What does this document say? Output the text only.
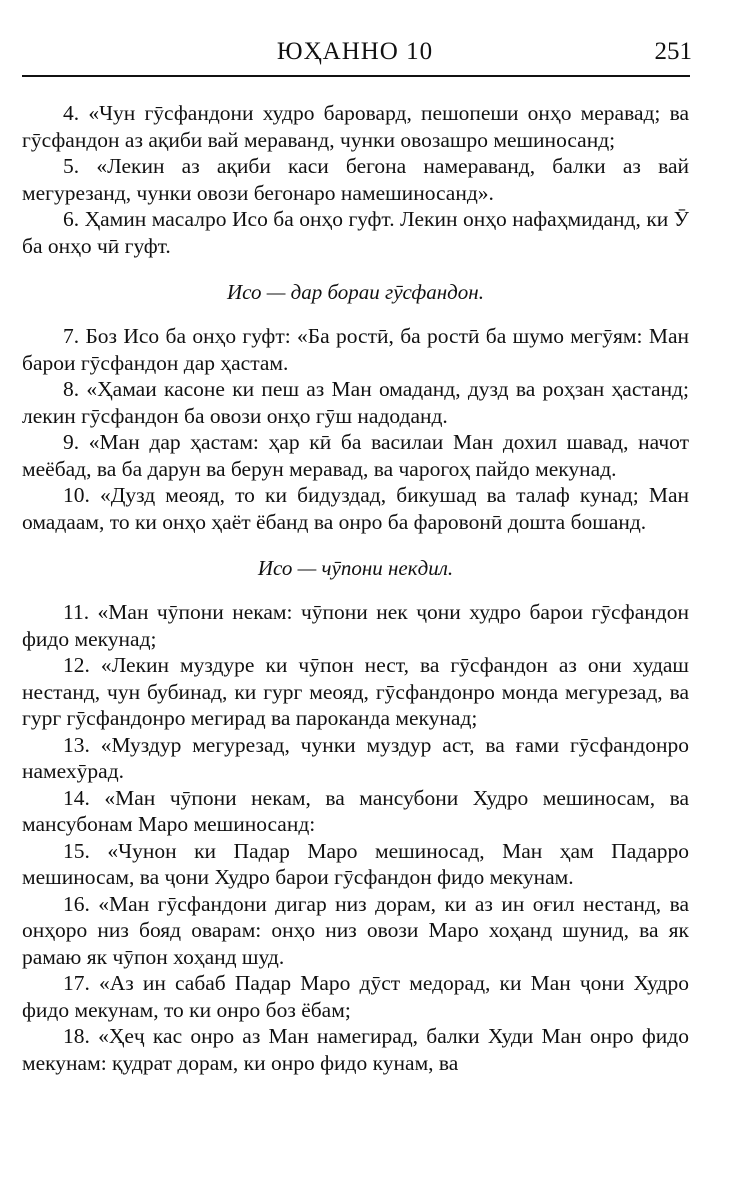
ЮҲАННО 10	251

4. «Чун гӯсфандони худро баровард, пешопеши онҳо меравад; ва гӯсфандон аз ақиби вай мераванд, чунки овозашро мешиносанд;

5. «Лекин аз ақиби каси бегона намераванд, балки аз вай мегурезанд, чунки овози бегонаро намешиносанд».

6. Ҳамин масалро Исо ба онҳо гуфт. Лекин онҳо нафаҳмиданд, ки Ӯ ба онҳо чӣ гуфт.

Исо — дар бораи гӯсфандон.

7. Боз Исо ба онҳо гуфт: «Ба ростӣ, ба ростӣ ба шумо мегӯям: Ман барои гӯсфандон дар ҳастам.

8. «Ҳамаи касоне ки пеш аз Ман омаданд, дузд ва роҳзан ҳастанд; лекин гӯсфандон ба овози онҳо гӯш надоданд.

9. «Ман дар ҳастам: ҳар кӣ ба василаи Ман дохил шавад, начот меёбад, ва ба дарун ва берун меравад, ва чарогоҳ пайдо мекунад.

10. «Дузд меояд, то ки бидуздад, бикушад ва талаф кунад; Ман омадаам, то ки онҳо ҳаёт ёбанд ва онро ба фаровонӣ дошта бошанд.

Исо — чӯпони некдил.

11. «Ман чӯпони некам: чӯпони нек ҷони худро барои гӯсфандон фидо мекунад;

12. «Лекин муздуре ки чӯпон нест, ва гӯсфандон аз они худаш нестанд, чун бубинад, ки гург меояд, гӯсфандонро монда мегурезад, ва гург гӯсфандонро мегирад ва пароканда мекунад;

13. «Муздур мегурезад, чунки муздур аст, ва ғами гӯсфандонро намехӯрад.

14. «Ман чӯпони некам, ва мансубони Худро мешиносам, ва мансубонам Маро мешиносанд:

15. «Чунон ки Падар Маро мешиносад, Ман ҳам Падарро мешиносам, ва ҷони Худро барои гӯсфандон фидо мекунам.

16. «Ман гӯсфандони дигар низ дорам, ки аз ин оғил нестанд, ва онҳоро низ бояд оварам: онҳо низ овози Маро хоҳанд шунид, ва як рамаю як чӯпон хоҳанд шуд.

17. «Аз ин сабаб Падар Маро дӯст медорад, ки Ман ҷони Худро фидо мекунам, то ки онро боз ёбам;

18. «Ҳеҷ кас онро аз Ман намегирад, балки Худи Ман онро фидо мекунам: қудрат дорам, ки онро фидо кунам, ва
====================
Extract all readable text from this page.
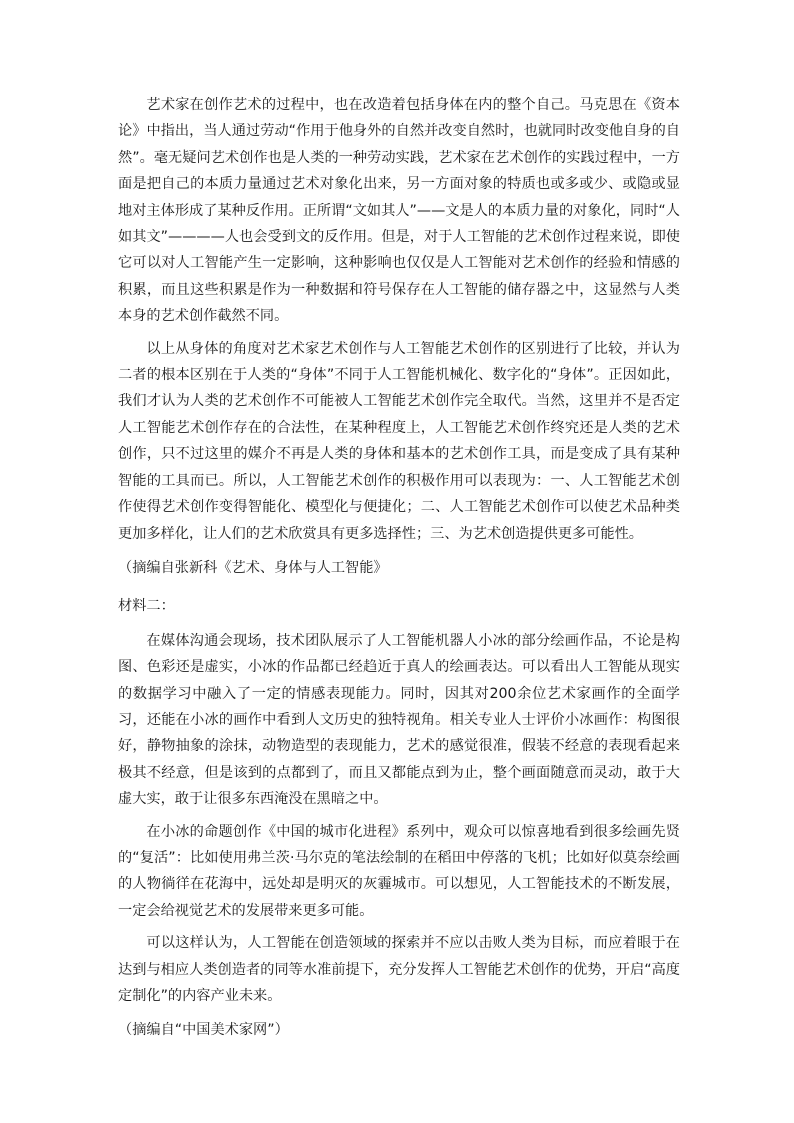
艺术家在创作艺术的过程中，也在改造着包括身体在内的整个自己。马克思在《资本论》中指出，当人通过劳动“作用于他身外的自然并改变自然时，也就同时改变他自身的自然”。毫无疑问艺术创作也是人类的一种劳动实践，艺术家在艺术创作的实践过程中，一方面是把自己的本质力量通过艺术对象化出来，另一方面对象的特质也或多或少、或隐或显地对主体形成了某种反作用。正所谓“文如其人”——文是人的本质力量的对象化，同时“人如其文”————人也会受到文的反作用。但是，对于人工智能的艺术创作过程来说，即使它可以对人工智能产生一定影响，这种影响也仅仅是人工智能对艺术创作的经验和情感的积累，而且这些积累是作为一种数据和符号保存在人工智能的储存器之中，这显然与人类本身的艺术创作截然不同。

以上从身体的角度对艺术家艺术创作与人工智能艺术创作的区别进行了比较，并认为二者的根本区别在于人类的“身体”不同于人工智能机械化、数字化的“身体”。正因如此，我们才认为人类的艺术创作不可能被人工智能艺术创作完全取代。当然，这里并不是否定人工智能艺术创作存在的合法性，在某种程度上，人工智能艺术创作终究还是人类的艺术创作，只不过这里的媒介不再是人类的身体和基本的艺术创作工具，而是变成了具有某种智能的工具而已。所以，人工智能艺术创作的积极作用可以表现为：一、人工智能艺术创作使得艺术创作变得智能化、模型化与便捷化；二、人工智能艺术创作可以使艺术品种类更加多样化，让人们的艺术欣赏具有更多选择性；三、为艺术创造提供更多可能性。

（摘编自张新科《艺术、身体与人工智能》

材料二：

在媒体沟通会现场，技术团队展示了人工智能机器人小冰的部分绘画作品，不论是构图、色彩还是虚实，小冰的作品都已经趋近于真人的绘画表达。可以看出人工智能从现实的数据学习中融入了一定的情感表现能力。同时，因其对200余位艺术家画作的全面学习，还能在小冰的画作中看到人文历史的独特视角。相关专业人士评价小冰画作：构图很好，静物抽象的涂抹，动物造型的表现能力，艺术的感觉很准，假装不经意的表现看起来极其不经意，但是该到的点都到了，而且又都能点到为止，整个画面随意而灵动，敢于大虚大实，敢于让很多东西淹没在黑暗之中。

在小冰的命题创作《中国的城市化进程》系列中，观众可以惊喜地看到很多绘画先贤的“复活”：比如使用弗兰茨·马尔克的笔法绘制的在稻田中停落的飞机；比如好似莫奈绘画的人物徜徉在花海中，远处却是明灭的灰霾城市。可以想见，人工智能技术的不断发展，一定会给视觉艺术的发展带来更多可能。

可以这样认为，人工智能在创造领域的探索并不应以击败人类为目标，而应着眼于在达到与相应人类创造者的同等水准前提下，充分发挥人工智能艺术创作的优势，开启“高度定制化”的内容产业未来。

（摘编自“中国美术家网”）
====================
## What you are asked to do
Give solely the number of lines in the data that contain the string "Падар".

## Solved exercise
2